## [Given entries]
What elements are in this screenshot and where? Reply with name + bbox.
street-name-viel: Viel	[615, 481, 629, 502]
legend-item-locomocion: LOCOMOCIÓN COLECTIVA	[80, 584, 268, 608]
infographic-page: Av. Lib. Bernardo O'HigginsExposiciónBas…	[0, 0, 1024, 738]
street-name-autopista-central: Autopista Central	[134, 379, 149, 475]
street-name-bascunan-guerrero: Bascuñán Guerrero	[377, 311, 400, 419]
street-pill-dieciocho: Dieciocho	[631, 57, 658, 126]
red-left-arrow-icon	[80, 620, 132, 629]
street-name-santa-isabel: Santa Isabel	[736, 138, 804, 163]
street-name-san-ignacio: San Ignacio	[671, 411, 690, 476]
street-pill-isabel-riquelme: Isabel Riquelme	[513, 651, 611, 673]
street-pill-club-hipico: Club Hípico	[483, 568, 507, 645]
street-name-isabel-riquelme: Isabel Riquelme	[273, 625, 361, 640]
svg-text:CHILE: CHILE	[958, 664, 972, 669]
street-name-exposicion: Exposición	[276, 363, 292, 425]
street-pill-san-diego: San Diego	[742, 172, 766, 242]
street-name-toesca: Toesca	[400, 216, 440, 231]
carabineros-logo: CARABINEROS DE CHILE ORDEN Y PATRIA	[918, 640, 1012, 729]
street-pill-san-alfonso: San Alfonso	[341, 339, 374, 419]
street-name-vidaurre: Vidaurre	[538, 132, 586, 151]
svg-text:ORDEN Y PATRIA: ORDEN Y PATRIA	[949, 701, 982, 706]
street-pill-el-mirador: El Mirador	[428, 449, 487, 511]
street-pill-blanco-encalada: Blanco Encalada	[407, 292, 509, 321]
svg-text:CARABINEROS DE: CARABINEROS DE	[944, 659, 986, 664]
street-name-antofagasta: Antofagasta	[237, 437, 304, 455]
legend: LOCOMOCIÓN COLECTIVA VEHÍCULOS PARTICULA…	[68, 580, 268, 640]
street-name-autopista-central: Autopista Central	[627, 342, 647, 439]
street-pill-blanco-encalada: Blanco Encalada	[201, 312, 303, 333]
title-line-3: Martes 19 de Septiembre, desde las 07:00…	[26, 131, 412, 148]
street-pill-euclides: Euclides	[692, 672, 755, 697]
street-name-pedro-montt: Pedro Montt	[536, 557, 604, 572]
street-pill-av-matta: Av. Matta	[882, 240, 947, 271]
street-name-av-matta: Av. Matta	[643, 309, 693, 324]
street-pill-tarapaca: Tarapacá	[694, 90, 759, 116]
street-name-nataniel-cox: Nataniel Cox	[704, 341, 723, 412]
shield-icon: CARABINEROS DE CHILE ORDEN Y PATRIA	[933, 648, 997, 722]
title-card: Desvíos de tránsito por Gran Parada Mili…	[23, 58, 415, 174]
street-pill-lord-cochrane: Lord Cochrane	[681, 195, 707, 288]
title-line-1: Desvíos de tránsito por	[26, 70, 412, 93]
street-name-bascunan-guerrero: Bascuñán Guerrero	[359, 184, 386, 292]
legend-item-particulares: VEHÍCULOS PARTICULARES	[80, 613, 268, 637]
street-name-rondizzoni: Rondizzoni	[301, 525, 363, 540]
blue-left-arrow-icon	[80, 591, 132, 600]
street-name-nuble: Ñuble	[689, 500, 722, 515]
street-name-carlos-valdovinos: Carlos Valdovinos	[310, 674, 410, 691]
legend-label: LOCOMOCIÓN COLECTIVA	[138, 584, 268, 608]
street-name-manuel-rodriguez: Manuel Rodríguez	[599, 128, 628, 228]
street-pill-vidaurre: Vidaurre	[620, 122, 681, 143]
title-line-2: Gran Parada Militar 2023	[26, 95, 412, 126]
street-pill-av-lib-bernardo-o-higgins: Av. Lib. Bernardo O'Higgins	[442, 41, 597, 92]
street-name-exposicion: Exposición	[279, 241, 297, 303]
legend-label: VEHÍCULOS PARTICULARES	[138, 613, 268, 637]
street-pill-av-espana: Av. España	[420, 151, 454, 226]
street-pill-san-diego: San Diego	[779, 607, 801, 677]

## [Exercise details]
Could you copy the rows above word for word, starting from the very first one and ending with the row that contains "216, 440, 231]", including both?

## [Task answer]
What elements are in this screenshot and where? Reply with name + bbox.
street-name-viel: Viel	[615, 481, 629, 502]
legend-item-locomocion: LOCOMOCIÓN COLECTIVA	[80, 584, 268, 608]
infographic-page: Av. Lib. Bernardo O'HigginsExposiciónBas…	[0, 0, 1024, 738]
street-name-autopista-central: Autopista Central	[134, 379, 149, 475]
street-name-bascunan-guerrero: Bascuñán Guerrero	[377, 311, 400, 419]
street-pill-dieciocho: Dieciocho	[631, 57, 658, 126]
red-left-arrow-icon	[80, 620, 132, 629]
street-name-santa-isabel: Santa Isabel	[736, 138, 804, 163]
street-name-san-ignacio: San Ignacio	[671, 411, 690, 476]
street-pill-isabel-riquelme: Isabel Riquelme	[513, 651, 611, 673]
street-pill-club-hipico: Club Hípico	[483, 568, 507, 645]
street-name-isabel-riquelme: Isabel Riquelme	[273, 625, 361, 640]
svg-text:CHILE: CHILE	[958, 664, 972, 669]
street-name-exposicion: Exposición	[276, 363, 292, 425]
street-pill-san-diego: San Diego	[742, 172, 766, 242]
street-name-toesca: Toesca	[400, 216, 440, 231]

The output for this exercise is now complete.